:: REQUIRED TASK ::
Copy out the rows from the line with "Identify all the" up to and including the line with "cell-empty [853,60,936,531]", keeping each one unchanged. Omit the pictures.

:: DATA EXCERPTS ::
↓↓↓

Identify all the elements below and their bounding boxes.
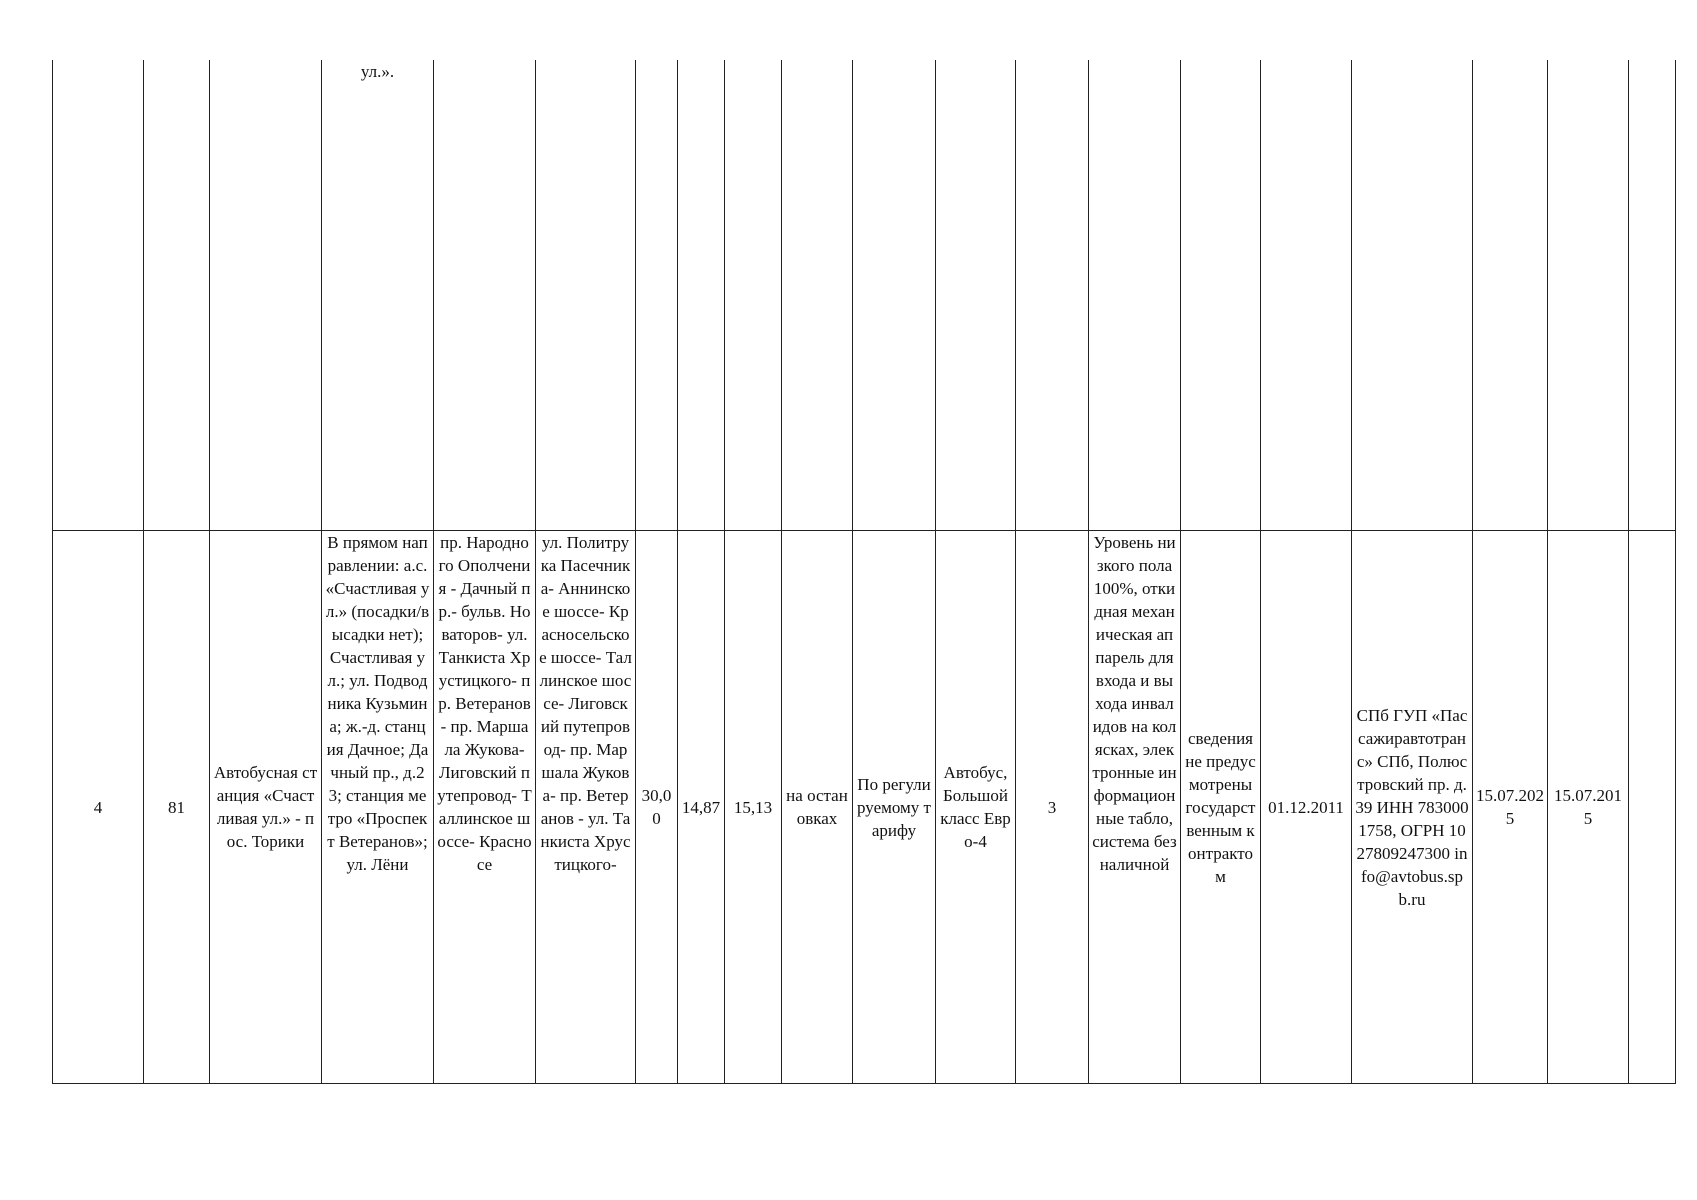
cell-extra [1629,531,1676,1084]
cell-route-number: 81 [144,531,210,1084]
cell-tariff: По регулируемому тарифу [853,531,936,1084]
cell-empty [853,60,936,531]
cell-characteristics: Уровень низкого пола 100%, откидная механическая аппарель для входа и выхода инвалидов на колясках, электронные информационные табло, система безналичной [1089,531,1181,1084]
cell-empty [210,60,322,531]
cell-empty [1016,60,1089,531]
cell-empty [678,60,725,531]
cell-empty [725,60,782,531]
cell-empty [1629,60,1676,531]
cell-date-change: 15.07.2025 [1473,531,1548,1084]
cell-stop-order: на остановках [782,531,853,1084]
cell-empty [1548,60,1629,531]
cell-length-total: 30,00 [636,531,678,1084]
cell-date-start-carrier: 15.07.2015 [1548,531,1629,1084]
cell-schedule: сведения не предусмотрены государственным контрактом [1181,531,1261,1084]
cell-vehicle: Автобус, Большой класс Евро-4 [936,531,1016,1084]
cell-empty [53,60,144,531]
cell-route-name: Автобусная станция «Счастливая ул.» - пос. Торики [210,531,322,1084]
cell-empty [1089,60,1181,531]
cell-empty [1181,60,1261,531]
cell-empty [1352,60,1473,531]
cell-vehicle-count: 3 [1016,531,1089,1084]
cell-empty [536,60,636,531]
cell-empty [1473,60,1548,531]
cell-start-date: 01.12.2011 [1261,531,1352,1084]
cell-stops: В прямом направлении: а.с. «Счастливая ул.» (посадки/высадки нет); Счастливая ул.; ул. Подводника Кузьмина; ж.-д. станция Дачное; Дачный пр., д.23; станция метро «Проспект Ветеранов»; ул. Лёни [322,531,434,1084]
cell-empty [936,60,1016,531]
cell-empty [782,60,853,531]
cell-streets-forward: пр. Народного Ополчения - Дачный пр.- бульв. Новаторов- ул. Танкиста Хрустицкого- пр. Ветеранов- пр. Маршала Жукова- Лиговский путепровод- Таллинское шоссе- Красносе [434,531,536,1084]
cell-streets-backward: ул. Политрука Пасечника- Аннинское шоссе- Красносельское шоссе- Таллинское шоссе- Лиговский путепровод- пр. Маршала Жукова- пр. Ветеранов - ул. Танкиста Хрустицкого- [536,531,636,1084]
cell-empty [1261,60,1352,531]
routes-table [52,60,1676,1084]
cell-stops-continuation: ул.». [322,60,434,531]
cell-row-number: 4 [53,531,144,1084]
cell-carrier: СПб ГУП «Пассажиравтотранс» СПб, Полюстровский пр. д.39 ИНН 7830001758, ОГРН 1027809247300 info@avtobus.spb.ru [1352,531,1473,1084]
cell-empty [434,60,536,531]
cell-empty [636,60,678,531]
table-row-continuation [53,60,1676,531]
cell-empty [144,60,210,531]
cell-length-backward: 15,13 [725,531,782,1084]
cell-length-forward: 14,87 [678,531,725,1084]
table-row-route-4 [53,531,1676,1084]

↑↑↑
↓↓↓

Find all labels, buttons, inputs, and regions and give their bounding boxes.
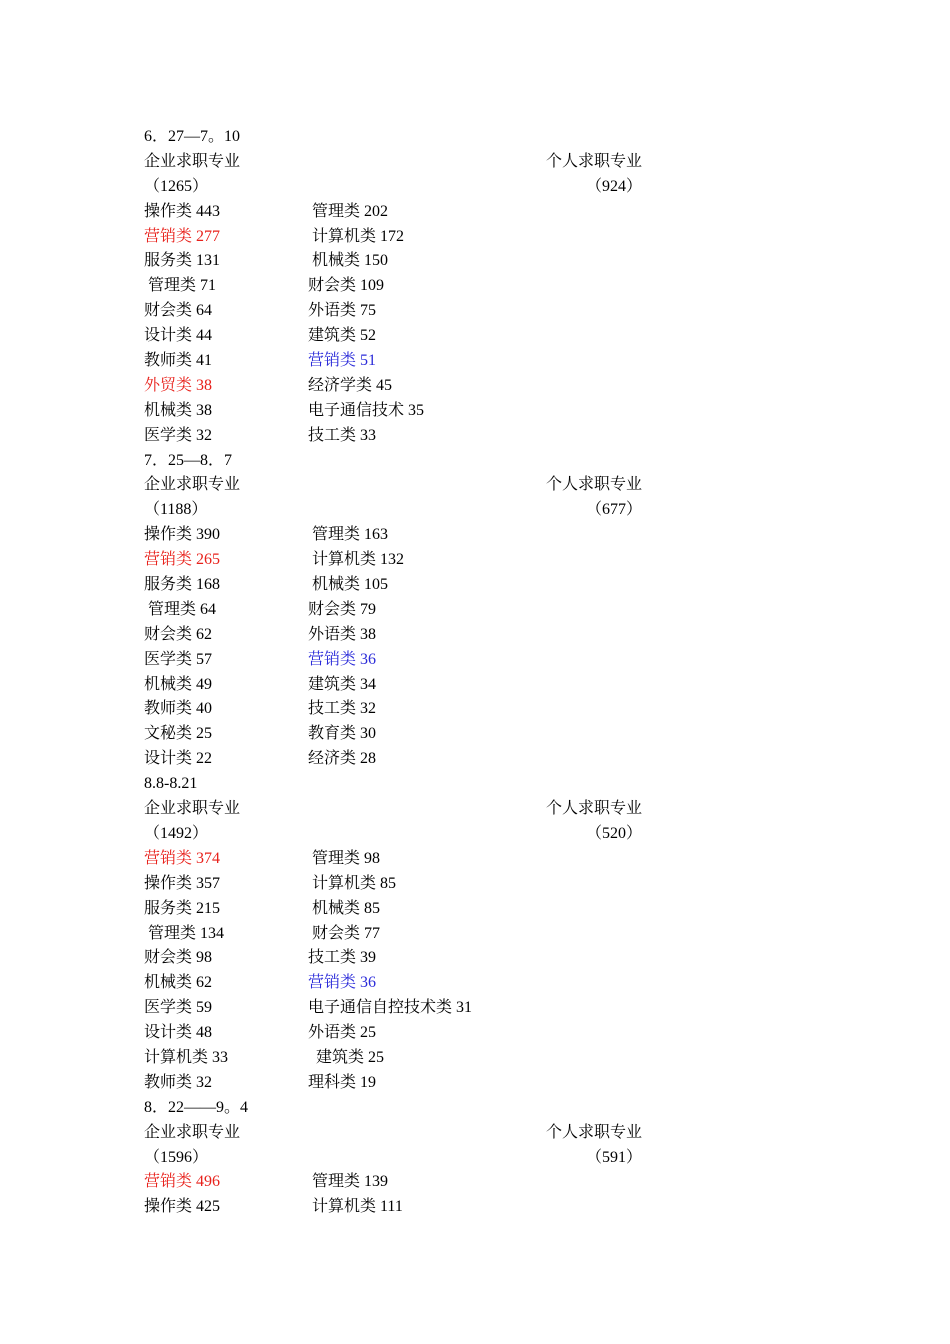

↑↑↑

:: EXERCISE OUTPUT ::
Identify all the elements below and their bounding boxes.
cell-extra [1629,531,1676,1084]
cell-route-number: 81 [144,531,210,1084]
cell-tariff: По регулируемому тарифу [853,531,936,1084]
cell-empty [853,60,936,531]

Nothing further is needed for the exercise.